Stored items:

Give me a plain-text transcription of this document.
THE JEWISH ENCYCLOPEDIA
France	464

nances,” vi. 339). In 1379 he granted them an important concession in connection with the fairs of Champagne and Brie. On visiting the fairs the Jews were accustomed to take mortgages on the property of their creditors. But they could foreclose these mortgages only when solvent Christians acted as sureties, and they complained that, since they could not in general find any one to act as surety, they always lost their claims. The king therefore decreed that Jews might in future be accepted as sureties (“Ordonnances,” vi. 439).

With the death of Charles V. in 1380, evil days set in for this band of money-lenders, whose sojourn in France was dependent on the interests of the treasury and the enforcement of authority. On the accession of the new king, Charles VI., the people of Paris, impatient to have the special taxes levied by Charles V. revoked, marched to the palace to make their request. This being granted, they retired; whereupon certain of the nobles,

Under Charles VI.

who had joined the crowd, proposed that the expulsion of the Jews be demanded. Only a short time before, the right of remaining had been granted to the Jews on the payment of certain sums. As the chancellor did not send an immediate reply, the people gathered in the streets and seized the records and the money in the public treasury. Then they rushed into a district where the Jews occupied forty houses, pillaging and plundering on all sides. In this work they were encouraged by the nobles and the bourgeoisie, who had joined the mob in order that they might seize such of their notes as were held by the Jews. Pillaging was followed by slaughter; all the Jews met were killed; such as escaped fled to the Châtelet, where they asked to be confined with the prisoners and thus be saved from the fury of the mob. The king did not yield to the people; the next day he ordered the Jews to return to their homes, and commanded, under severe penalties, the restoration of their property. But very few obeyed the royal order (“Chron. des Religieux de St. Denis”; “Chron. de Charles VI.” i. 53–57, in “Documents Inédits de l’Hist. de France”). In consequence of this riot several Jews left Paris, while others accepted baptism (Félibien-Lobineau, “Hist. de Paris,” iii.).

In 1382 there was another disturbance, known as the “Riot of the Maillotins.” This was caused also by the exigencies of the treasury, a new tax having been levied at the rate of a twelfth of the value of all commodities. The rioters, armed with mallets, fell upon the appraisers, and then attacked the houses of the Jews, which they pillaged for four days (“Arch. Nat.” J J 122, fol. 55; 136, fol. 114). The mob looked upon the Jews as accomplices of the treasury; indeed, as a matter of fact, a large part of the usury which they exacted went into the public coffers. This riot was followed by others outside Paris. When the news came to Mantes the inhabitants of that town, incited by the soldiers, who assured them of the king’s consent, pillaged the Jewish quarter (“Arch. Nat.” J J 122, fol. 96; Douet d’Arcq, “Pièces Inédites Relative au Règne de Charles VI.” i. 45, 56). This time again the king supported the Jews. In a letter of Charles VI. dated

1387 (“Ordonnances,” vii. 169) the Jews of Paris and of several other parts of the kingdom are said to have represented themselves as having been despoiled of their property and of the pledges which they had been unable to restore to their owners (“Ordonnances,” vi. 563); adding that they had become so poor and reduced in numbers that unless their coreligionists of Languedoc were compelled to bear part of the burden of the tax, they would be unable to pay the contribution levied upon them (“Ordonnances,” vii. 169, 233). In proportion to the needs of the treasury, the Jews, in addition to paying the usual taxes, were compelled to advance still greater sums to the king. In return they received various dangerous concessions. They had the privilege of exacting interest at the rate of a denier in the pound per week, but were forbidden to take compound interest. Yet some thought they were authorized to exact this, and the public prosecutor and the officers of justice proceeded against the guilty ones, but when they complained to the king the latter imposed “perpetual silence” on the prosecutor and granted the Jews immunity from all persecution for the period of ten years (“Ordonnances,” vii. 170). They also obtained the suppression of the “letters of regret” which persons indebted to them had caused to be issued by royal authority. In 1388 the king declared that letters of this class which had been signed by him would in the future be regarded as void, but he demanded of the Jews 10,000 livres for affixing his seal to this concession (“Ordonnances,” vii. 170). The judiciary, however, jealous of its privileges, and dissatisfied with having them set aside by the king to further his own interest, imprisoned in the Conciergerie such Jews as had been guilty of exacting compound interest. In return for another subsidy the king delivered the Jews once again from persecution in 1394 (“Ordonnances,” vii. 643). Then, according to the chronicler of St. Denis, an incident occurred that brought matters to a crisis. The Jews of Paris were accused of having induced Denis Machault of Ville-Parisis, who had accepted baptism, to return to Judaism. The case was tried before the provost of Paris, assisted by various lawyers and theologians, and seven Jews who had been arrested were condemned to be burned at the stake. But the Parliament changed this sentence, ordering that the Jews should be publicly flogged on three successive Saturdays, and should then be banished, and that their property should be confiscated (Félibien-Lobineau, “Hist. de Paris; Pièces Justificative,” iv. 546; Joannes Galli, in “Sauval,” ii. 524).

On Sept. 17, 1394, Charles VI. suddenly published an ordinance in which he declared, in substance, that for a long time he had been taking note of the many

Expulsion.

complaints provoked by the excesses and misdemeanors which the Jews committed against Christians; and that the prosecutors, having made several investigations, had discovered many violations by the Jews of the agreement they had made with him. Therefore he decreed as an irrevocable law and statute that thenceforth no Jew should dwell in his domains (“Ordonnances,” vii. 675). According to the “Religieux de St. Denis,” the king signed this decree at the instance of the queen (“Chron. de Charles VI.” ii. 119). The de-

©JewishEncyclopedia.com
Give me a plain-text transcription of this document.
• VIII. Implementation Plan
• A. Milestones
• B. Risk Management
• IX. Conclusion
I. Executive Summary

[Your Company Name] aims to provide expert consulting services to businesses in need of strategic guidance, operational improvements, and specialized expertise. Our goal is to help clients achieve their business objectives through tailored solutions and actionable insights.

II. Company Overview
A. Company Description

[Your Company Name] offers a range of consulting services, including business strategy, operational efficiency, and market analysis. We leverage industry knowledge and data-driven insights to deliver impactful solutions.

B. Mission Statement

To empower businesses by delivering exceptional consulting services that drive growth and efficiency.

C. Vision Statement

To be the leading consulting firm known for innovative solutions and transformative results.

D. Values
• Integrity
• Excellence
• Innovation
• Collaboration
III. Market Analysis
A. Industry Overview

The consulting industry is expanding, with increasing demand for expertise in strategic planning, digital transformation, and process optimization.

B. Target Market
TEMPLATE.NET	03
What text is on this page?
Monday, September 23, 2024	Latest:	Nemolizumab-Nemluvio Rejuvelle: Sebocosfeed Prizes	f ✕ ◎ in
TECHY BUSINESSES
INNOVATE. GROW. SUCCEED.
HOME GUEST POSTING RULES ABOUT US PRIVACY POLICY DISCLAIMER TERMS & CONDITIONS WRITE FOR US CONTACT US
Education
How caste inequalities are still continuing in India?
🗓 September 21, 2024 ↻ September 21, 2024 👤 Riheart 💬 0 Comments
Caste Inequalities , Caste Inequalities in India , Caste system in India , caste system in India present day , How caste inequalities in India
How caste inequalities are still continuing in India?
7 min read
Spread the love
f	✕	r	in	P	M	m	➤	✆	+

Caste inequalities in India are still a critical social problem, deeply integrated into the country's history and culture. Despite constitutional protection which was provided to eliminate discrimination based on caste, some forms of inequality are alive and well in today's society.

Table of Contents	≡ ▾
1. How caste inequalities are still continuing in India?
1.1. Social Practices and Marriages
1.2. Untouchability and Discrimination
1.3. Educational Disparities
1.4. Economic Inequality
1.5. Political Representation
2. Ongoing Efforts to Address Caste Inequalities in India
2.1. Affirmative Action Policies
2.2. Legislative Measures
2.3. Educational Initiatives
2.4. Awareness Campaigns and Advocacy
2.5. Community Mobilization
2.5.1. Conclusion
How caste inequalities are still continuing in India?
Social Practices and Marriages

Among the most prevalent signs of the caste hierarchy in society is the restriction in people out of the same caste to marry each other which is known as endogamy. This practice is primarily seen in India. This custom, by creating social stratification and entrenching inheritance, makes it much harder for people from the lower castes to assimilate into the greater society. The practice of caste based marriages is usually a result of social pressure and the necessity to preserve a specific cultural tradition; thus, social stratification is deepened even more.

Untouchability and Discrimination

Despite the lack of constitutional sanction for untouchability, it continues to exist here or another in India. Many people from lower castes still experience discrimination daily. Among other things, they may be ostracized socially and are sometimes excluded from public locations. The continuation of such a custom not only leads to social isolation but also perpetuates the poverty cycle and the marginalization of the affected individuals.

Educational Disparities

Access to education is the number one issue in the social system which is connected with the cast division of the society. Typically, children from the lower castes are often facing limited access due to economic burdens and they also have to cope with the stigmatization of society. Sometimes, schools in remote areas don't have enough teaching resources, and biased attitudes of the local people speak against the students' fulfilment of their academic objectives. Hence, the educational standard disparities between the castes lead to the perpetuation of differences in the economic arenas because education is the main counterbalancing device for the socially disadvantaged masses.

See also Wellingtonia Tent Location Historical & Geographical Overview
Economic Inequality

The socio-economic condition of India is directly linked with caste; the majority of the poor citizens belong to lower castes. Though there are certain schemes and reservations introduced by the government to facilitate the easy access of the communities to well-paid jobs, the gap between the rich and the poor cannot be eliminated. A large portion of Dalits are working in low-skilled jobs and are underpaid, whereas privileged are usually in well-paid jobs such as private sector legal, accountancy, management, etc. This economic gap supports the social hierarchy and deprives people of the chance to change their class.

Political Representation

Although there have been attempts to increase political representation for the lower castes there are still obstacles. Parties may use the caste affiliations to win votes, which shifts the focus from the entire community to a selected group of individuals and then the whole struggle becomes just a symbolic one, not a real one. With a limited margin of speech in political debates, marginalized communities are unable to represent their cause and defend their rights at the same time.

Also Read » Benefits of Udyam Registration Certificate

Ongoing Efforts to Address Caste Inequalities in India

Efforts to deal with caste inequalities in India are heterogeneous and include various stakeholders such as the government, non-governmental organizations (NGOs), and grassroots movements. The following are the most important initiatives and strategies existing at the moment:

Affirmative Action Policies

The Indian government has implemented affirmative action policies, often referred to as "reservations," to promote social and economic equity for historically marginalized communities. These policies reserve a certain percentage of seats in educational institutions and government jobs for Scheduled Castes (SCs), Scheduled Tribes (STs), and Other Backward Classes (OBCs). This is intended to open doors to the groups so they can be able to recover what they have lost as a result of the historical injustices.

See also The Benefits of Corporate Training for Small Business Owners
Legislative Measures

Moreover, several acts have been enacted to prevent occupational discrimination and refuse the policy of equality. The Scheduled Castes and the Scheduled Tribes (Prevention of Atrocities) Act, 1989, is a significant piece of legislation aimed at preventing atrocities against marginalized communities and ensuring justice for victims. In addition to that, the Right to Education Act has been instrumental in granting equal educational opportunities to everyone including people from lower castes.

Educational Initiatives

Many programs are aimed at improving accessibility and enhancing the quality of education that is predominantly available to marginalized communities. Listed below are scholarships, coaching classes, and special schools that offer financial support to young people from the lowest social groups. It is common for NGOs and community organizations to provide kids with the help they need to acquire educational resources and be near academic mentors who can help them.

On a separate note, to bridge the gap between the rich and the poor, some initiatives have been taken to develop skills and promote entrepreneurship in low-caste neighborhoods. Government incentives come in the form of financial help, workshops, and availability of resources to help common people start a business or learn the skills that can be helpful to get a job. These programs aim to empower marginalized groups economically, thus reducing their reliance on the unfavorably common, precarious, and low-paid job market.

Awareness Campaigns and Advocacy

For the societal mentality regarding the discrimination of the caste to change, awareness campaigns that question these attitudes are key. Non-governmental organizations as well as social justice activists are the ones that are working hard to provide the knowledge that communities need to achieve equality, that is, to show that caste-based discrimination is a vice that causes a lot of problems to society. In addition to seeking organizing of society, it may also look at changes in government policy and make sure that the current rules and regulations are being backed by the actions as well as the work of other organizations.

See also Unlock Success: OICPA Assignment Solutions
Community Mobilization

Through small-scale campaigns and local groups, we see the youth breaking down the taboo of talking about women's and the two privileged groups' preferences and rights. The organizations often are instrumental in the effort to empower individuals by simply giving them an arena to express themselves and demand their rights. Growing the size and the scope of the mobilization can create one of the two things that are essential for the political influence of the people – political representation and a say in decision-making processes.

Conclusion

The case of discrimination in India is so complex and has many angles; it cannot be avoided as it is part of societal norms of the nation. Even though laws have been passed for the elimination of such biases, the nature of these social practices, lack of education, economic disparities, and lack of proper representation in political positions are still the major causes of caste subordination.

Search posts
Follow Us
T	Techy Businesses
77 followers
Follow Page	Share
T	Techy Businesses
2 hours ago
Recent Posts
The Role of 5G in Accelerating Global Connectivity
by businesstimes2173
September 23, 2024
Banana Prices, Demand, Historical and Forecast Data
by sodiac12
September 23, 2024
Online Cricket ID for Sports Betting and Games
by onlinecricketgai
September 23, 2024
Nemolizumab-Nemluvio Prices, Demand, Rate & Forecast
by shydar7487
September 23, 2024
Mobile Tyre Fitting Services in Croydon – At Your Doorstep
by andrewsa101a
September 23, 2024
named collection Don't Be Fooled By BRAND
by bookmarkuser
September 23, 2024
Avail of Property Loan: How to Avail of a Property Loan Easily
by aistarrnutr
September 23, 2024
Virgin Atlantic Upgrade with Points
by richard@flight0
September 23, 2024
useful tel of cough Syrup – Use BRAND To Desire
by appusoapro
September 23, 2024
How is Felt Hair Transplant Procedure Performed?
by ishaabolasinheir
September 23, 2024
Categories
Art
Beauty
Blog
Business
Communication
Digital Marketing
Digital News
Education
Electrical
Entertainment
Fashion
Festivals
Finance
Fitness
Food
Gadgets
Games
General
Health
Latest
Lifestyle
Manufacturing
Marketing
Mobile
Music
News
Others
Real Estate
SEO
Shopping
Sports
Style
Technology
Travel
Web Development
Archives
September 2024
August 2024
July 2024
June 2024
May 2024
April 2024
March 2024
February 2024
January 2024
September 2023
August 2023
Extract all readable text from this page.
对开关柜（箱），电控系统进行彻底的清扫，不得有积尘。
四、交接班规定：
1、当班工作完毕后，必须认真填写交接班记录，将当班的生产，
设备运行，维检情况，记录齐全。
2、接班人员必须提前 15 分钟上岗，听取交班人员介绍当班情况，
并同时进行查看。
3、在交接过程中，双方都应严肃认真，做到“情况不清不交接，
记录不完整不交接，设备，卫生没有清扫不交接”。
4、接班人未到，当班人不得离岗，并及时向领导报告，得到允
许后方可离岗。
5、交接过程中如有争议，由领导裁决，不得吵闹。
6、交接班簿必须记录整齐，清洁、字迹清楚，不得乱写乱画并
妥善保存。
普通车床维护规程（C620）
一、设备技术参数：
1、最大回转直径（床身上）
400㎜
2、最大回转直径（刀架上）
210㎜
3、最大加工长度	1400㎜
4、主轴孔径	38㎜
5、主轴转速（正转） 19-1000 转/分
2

TASK REQUIREMENTS:
Reproduce every line of the listing above in which the string "cannot" appears.

SOLUTION:
The socio-economic condition of India is directly linked with caste; the majority of the poor citizens belong to lower castes. Though there are certain schemes and reservations introduced by the government to facilitate the easy access of the communities to well-paid jobs, the gap between the rich and the poor cannot be eliminated. A large portion of Dalits are working in low-skilled jobs and are underpaid, whereas privileged are usually in well-paid jobs such as private sector legal, accountancy, management, etc. This economic gap supports the social hierarchy and deprives people of the chance to change their class.
The case of discrimination in India is so complex and has many angles; it cannot be avoided as it is part of societal norms of the nation. Even though laws have been passed for the elimination of such biases, the nature of these social practices, lack of education, economic disparities, and lack of proper representation in political positions are still the major causes of caste subordination.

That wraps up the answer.